» **What the task asks**
Exactly as given, repeat all of the entries.

» **Supplied information**
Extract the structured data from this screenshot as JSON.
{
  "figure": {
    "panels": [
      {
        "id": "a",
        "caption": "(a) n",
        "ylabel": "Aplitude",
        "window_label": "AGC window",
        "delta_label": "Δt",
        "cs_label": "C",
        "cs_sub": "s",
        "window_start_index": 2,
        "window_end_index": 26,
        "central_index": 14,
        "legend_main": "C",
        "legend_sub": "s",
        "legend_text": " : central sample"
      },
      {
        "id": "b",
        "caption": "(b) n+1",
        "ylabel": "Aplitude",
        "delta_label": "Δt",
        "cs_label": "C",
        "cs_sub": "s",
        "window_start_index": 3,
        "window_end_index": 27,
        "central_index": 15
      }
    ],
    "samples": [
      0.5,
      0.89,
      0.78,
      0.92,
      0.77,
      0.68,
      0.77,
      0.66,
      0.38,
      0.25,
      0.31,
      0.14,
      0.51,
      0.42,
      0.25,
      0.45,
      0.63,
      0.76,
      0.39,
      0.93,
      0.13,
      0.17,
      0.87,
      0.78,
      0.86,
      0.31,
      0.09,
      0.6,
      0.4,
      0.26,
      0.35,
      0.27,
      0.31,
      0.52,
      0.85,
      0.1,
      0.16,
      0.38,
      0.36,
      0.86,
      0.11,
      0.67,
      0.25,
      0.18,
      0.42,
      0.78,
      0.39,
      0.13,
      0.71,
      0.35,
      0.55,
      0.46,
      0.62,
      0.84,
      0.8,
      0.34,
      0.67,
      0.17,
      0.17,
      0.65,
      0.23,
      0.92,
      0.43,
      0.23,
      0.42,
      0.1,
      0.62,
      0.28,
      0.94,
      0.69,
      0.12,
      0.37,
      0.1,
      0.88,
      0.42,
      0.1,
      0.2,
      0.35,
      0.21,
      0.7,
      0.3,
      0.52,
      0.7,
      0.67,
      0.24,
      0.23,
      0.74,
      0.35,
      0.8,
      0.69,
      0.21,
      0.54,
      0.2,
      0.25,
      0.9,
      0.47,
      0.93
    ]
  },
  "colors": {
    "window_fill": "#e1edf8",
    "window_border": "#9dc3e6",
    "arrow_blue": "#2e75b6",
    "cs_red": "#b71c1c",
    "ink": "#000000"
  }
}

» **Response to this exercise**
Extract the structured data from this screenshot as JSON.
{
  "figure": {
    "panels": [
      {
        "id": "a",
        "caption": "(a) n",
        "ylabel": "Aplitude",
        "window_label": "AGC window",
        "delta_label": "Δt",
        "cs_label": "C",
        "cs_sub": "s",
        "window_start_index": 2,
        "window_end_index": 26,
        "central_index": 14,
        "legend_main": "C",
        "legend_sub": "s",
        "legend_text": " : central sample"
      },
      {
        "id": "b",
        "caption": "(b) n+1",
        "ylabel": "Aplitude",
        "delta_label": "Δt",
        "cs_label": "C",
        "cs_sub": "s",
        "window_start_index": 3,
        "window_end_index": 27,
        "central_index": 15
      }
    ],
    "samples": [
      0.5,
      0.89,
      0.78,
      0.92,
      0.77,
      0.68,
      0.77,
      0.66,
      0.38,
      0.25,
      0.31,
      0.14,
      0.51,
      0.42,
      0.25,
      0.45,
      0.63,
      0.76,
      0.39,
      0.93,
      0.13,
      0.17,
      0.87,
      0.78,
      0.86,
      0.31,
      0.09,
      0.6,
      0.4,
      0.26,
      0.35,
      0.27,
      0.31,
      0.52,
      0.85,
      0.1,
      0.16,
      0.38,
      0.36,
      0.86,
      0.11,
      0.67,
      0.25,
      0.18,
      0.42,
      0.78,
      0.39,
      0.13,
      0.71,
      0.35,
      0.55,
      0.46,
      0.62,
      0.84,
      0.8,
      0.34,
      0.67,
      0.17,
      0.17,
      0.65,
      0.23,
      0.92,
      0.43,
      0.23,
      0.42,
      0.1,
      0.62,
      0.28,
      0.94,
      0.69,
      0.12,
      0.37,
      0.1,
      0.88,
      0.42,
      0.1,
      0.2,
      0.35,
      0.21,
      0.7,
      0.3,
      0.52,
      0.7,
      0.67,
      0.24,
      0.23,
      0.74,
      0.35,
      0.8,
      0.69,
      0.21,
      0.54,
      0.2,
      0.25,
      0.9,
      0.47,
      0.93
    ]
  },
  "colors": {
    "window_fill": "#e1edf8",
    "window_border": "#9dc3e6",
    "arrow_blue": "#2e75b6",
    "cs_red": "#b71c1c",
    "ink": "#000000"
  }
}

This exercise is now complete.